EXERCISE GOAL:
Which lines hold the word "JSON"? Copy each of them from the material.

DATA:
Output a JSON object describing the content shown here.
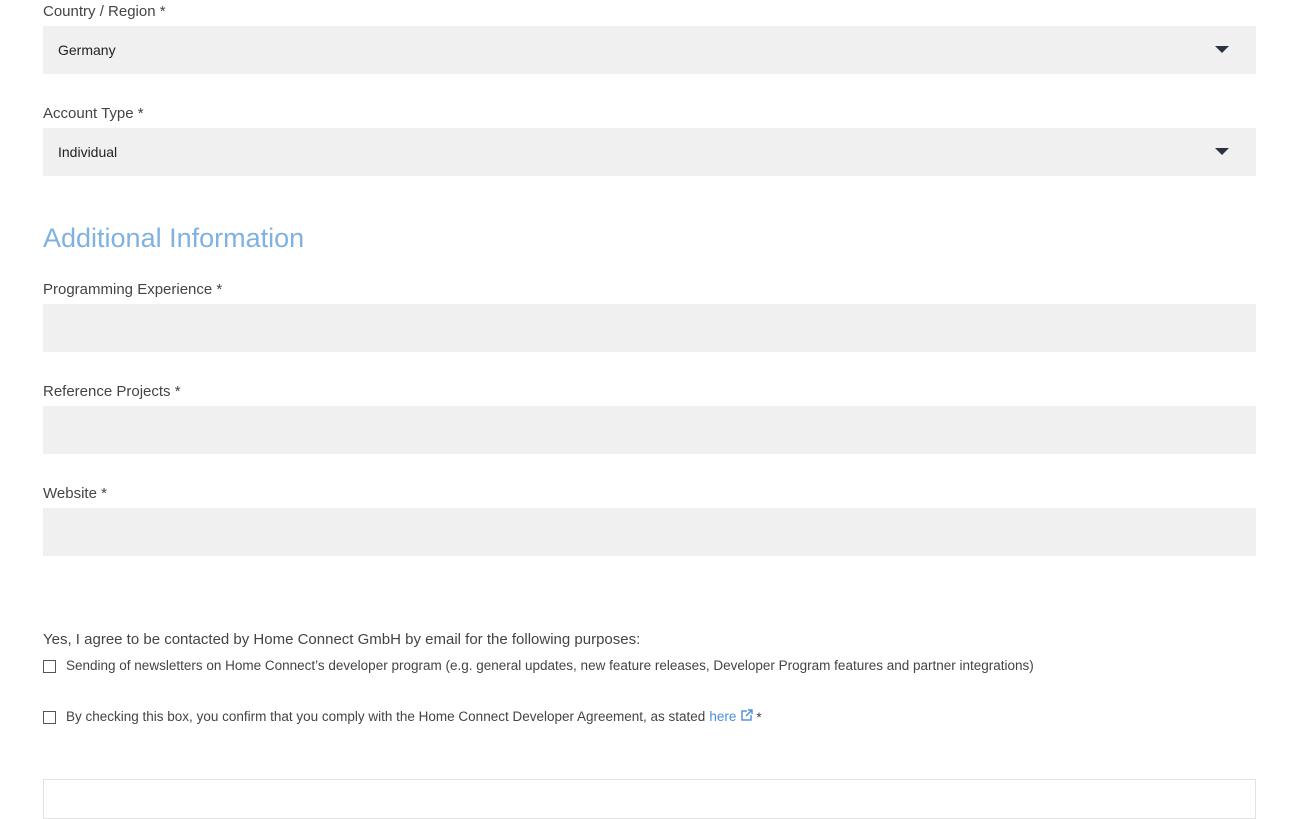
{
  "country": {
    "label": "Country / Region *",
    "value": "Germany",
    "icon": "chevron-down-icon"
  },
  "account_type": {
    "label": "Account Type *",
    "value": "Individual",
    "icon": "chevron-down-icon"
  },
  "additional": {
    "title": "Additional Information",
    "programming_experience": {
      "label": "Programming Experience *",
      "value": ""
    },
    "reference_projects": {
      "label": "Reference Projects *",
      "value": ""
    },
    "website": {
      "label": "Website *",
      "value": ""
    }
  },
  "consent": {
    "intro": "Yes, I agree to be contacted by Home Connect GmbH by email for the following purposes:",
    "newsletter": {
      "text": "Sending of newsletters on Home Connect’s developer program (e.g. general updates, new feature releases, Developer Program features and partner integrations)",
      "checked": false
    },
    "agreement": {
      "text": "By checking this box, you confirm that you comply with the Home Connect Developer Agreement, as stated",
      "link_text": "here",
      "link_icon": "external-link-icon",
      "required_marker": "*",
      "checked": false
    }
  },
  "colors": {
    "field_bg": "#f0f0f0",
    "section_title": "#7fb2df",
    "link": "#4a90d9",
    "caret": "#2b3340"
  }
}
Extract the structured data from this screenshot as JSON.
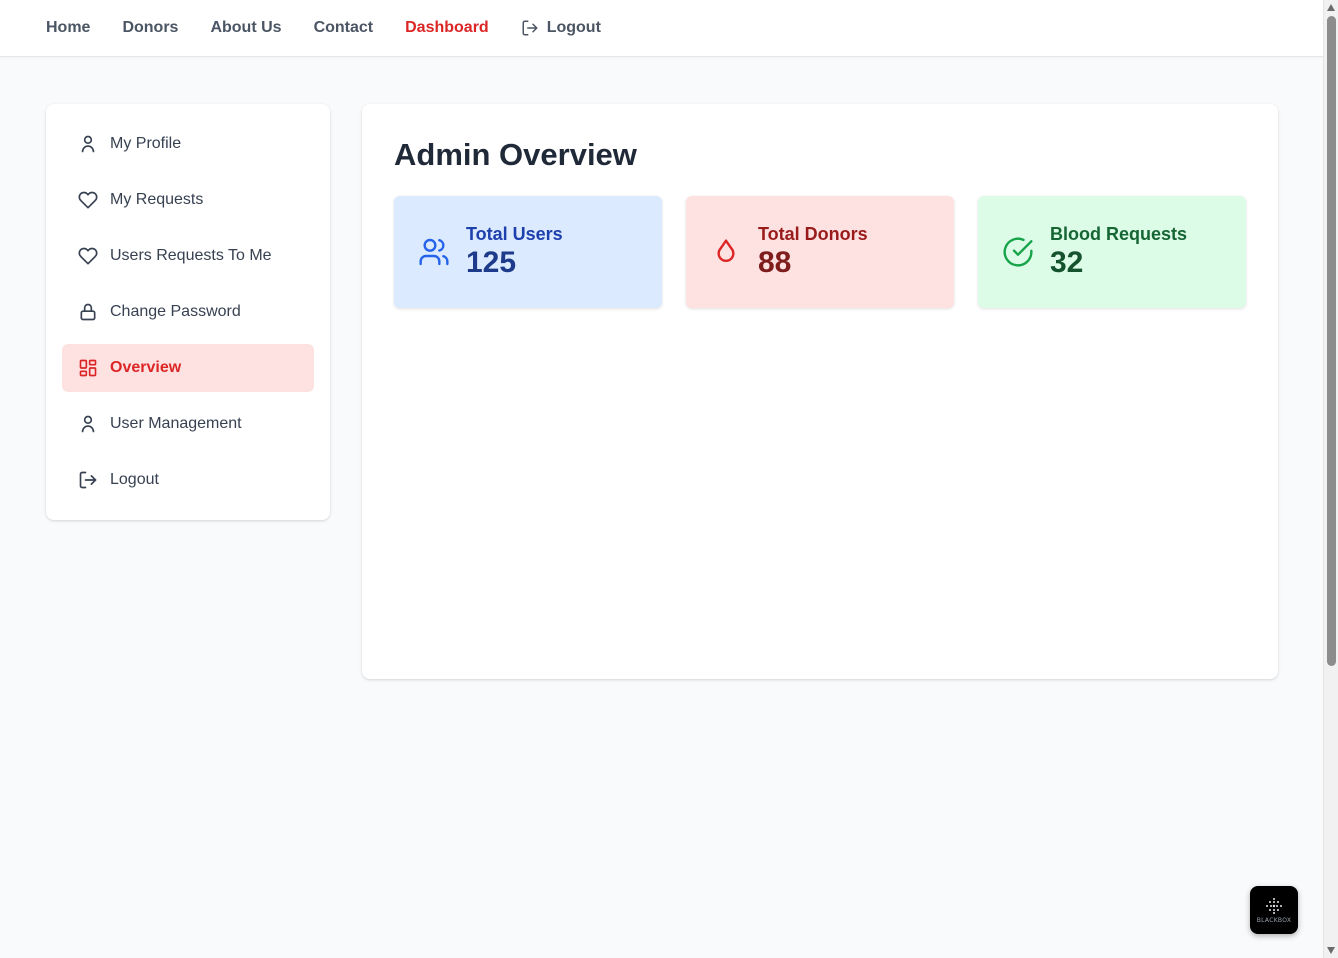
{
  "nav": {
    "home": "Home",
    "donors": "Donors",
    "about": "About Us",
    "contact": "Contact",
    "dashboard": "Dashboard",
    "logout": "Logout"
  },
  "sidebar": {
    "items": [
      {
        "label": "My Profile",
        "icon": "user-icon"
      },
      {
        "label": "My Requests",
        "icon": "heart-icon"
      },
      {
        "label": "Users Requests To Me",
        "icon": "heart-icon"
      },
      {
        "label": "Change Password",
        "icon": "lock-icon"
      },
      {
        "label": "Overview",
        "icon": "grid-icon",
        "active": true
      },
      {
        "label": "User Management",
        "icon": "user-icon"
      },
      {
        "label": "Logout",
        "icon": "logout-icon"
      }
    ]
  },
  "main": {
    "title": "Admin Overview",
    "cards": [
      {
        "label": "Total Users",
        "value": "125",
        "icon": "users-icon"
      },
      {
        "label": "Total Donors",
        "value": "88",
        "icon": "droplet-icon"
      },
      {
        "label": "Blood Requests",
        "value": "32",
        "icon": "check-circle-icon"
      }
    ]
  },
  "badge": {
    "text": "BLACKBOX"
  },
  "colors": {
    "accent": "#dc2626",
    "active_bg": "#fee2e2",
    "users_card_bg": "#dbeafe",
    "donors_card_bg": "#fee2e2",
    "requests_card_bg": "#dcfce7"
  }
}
---
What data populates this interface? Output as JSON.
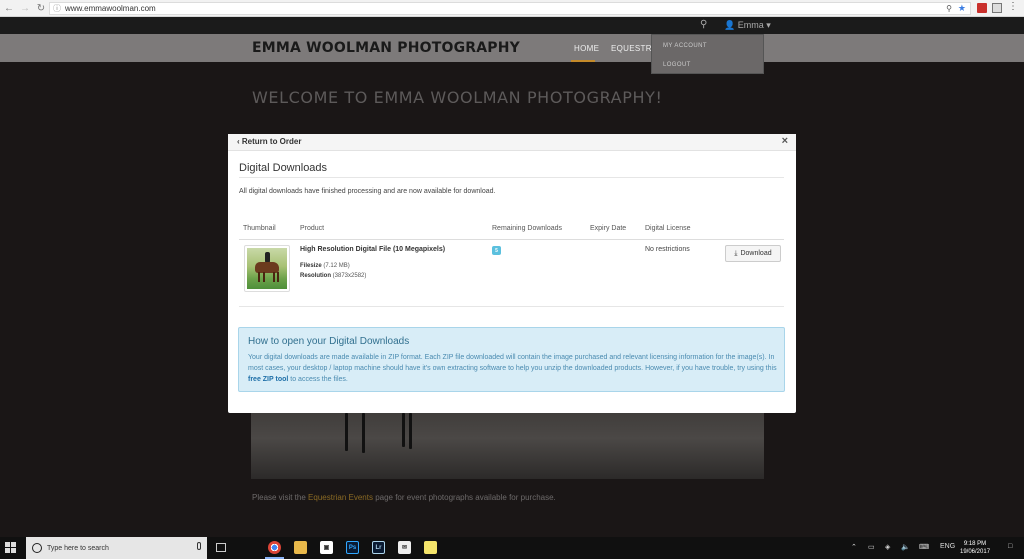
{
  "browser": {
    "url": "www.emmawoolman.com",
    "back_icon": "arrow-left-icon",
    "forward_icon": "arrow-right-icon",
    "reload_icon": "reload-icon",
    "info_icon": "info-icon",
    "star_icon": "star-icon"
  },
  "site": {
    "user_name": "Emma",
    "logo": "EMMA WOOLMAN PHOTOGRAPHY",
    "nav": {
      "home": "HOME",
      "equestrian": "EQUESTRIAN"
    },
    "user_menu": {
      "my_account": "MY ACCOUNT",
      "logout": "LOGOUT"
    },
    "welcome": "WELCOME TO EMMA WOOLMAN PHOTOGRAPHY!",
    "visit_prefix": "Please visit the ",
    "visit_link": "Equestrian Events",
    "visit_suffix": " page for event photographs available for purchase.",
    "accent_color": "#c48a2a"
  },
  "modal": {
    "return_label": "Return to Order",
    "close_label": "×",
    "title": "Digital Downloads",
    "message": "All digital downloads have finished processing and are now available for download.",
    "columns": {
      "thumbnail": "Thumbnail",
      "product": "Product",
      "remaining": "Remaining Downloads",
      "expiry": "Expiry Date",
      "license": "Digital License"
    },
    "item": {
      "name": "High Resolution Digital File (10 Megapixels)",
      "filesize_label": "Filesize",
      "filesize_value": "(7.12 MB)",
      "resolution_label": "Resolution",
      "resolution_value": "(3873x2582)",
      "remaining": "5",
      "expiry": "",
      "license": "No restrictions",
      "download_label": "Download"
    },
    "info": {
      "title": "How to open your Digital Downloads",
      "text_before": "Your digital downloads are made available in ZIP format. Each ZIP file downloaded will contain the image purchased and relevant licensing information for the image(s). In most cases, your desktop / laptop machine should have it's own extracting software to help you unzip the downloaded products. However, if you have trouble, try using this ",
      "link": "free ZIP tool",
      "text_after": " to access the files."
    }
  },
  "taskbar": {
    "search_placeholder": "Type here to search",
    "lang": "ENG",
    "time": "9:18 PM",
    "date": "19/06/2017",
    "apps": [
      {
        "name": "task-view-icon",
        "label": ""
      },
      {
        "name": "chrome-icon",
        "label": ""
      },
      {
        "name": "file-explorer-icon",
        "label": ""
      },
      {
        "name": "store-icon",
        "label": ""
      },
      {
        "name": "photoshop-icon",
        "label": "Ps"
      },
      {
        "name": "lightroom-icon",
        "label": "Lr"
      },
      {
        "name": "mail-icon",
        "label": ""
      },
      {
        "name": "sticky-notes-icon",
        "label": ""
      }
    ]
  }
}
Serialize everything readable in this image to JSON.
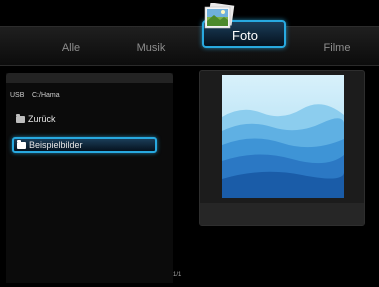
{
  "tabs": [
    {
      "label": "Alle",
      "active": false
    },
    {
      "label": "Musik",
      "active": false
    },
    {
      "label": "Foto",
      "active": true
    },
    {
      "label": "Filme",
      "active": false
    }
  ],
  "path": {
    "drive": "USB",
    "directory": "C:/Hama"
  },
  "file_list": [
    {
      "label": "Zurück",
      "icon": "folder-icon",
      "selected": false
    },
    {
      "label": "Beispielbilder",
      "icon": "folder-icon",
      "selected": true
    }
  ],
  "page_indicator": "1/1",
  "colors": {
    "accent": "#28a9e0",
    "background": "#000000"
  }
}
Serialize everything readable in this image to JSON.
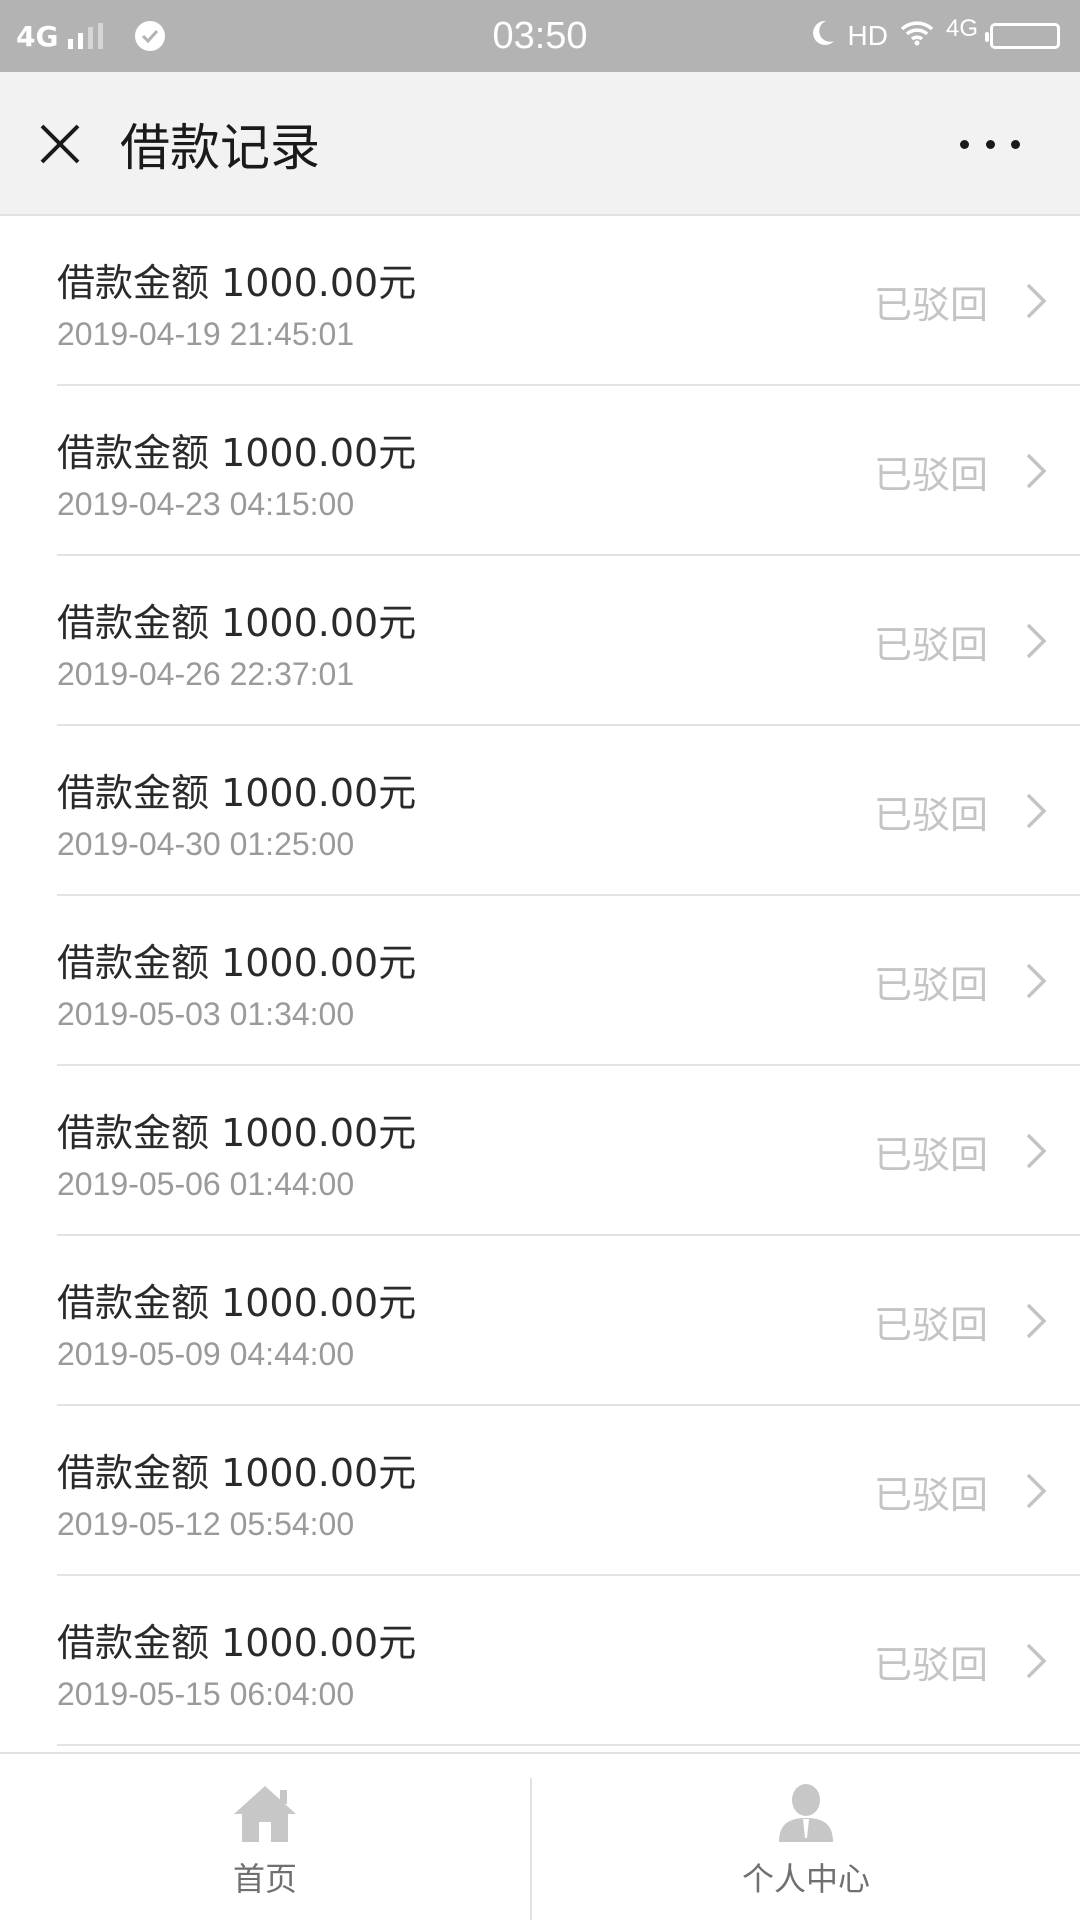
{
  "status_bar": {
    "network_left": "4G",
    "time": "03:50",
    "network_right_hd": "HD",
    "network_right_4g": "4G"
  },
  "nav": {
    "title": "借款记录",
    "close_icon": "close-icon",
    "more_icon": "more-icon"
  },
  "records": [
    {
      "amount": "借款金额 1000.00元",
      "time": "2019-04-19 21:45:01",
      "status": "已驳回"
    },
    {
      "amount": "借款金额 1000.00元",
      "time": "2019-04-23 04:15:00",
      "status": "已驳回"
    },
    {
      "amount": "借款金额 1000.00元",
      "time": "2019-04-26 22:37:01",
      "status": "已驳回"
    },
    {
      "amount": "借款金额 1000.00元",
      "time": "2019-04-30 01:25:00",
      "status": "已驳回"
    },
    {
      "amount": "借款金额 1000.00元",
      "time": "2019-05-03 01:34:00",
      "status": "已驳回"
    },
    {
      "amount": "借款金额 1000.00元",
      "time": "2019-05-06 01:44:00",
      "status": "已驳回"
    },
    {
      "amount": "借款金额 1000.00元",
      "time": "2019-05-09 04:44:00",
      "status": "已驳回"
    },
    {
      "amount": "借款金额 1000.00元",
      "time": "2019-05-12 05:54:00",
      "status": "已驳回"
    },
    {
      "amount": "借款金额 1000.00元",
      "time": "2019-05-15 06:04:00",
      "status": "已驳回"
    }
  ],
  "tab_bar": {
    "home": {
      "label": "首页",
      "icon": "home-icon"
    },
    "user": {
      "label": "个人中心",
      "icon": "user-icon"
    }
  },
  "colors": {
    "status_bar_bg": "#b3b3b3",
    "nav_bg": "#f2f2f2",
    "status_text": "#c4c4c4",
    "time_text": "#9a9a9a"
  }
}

RESPONSE TO THE EXERCISE:
Output a JSON object describing the content shown here.
Extract the structured data from this screenshot as JSON.
What data populates this interface? Output as JSON.
Serialize everything readable in this image to JSON.
Serialize everything readable in this image to JSON.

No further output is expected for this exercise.